SET TASK:
Lift out each line of the data that holds "Noon".

ENTRIES SHOWN:

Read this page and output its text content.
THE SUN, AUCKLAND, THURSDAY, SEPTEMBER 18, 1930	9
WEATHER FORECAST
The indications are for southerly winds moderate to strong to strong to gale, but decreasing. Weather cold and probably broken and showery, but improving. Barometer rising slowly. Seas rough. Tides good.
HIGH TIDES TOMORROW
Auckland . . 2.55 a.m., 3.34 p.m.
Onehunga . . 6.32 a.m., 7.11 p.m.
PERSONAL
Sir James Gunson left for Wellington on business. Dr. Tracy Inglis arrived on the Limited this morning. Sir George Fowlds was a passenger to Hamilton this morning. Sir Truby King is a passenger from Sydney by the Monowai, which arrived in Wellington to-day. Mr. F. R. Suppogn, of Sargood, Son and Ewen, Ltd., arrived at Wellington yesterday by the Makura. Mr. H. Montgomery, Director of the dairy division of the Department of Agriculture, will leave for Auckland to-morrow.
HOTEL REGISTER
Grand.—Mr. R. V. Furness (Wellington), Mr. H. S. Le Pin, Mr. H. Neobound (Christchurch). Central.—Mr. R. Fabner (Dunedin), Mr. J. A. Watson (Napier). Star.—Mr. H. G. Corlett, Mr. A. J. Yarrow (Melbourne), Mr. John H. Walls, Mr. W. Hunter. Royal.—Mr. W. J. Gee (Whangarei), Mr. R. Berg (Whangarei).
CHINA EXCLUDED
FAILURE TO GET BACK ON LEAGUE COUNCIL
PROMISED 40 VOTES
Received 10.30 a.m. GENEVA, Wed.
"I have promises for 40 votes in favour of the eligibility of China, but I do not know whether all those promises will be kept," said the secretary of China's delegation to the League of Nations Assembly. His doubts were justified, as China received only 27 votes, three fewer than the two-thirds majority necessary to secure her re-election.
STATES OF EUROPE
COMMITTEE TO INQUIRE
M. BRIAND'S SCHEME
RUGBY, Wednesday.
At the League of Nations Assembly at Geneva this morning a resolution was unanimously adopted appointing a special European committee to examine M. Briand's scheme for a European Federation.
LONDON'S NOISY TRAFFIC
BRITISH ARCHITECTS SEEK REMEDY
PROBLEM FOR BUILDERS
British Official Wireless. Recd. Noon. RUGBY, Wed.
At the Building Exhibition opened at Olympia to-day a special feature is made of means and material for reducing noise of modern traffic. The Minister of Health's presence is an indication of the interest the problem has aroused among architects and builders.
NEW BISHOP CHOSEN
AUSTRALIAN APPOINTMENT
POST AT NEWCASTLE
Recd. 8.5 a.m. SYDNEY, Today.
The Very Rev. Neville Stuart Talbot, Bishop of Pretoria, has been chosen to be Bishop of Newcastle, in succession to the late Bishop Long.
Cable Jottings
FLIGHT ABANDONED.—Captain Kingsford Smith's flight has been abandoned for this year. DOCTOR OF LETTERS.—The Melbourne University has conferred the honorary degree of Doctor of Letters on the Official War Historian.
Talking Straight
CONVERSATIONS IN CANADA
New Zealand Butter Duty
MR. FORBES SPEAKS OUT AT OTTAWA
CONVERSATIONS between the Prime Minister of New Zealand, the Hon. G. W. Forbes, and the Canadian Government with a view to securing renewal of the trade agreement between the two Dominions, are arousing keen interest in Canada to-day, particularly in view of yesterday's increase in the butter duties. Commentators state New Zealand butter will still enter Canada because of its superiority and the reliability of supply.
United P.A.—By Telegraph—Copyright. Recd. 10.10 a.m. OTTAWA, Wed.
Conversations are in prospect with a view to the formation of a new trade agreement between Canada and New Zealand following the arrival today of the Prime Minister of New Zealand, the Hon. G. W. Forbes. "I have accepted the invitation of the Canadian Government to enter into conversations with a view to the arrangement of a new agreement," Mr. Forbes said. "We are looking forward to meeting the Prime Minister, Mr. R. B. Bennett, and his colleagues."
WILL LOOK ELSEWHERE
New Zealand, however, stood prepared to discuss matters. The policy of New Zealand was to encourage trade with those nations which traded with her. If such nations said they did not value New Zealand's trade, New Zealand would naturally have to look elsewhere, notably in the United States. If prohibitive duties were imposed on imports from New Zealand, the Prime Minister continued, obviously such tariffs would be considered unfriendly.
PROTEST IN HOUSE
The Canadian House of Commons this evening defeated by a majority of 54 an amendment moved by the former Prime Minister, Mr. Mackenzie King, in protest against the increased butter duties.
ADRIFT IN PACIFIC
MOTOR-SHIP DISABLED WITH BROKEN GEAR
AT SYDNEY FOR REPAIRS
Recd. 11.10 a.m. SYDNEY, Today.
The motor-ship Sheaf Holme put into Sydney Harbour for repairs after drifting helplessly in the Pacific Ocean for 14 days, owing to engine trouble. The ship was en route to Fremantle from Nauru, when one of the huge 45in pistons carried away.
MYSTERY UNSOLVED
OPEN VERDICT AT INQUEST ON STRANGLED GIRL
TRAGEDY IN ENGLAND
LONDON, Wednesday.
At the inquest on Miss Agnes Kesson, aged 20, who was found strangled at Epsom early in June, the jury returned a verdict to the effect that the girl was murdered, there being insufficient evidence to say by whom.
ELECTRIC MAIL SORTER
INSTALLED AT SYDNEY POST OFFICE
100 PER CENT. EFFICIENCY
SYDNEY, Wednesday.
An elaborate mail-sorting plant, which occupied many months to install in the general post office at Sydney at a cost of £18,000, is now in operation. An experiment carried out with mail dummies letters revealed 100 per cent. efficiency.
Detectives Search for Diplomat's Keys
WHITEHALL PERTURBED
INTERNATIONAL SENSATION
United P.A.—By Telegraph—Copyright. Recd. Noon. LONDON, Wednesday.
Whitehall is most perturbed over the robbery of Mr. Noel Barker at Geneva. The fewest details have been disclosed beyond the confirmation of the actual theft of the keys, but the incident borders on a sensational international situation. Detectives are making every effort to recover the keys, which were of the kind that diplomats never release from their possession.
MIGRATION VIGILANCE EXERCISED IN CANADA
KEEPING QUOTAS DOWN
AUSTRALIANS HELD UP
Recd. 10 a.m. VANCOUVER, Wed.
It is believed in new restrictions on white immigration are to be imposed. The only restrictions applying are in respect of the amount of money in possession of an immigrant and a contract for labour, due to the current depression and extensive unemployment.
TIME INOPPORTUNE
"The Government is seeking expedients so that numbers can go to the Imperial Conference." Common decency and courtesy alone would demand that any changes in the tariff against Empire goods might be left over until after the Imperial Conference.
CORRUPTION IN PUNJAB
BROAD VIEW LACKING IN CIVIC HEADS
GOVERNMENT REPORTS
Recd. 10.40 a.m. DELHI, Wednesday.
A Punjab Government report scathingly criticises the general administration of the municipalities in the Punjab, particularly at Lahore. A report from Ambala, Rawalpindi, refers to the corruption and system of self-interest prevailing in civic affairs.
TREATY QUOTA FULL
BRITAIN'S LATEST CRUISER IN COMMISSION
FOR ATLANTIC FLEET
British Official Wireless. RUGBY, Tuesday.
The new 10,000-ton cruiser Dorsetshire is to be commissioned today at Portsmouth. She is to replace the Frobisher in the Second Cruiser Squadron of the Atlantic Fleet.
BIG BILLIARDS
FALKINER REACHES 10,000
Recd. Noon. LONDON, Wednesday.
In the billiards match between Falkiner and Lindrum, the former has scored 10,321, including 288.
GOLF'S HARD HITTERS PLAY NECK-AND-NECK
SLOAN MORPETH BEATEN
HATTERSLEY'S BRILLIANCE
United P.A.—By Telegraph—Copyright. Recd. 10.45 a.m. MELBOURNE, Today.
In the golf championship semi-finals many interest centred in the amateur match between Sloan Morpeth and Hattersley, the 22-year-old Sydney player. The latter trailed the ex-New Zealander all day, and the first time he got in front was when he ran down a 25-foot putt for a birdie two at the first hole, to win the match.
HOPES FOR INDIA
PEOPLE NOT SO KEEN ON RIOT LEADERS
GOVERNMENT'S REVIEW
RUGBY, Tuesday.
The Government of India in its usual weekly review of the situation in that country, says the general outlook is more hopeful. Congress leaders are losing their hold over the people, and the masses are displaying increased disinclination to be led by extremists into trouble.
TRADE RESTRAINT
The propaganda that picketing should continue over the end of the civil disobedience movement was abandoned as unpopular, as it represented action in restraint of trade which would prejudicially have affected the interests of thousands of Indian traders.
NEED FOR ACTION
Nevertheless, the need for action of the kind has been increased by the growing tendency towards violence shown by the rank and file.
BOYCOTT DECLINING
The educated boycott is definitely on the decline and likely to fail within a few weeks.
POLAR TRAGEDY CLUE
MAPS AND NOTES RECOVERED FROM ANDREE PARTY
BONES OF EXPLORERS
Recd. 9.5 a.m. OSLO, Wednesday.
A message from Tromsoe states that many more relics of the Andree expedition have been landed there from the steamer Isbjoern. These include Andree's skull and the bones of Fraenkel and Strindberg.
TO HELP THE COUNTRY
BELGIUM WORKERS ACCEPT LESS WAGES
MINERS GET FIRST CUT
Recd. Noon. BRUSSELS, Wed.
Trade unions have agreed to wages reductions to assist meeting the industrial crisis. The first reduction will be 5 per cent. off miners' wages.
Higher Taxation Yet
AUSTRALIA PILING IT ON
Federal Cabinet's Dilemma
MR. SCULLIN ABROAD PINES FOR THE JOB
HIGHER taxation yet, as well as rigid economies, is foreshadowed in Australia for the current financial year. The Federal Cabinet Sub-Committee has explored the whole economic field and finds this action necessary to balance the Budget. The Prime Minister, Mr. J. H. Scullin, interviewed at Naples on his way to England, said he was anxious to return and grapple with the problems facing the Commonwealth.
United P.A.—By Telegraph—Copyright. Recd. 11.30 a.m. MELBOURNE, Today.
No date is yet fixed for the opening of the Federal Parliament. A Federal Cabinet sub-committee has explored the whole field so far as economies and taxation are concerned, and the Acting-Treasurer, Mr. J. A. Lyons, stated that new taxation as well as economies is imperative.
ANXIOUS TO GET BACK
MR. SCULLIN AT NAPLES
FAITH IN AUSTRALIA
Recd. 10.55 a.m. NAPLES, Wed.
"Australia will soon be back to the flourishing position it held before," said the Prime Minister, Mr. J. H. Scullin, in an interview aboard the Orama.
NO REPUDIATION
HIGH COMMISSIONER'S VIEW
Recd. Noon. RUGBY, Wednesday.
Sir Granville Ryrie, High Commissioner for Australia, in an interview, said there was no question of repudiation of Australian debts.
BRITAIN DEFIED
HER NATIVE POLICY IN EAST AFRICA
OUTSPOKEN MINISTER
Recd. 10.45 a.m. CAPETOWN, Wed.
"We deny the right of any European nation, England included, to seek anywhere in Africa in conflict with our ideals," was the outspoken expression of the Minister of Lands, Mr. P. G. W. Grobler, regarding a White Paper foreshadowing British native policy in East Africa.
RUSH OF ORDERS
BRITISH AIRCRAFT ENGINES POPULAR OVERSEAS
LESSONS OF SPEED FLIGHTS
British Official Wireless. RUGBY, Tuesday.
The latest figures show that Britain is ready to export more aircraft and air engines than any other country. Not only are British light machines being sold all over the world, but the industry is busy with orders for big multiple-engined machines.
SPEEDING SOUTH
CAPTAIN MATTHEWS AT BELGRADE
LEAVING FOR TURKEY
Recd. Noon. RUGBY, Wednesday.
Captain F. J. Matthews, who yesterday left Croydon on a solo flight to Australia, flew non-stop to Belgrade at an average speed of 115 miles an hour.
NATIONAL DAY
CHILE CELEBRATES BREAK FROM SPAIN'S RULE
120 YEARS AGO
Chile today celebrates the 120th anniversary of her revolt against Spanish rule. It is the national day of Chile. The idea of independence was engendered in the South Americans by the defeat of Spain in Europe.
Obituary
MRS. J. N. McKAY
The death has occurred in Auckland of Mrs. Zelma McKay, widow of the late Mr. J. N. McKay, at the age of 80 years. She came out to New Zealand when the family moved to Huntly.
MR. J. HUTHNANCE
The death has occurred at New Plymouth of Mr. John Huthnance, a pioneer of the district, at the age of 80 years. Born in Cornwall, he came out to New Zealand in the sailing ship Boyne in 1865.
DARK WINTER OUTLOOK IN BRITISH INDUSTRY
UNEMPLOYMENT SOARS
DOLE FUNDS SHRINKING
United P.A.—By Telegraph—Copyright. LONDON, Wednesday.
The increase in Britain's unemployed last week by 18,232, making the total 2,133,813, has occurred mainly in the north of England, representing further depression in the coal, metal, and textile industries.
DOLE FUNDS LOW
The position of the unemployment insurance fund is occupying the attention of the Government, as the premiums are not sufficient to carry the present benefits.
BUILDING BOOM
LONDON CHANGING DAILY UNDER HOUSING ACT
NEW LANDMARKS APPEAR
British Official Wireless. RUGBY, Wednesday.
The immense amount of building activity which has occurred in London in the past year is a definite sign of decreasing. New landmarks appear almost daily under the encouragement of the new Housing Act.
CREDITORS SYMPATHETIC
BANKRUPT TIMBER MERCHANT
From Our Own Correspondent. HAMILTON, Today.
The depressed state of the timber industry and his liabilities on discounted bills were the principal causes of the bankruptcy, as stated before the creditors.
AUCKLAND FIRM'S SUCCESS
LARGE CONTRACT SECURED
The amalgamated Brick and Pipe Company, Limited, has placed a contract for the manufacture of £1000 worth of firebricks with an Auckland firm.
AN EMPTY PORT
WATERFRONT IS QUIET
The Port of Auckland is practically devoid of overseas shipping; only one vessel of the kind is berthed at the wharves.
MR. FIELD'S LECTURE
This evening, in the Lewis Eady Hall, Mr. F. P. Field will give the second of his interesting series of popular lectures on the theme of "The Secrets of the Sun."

WRITTEN ANSWER:
British Official Wireless. Recd. Noon. RUGBY, Wed.
United P.A.—By Telegraph—Copyright. Recd. Noon. LONDON, Wednesday.
Recd. Noon. LONDON, Wednesday.
Recd. Noon. BRUSSELS, Wed.
Recd. Noon. RUGBY, Wednesday.
Recd. Noon. RUGBY, Wednesday.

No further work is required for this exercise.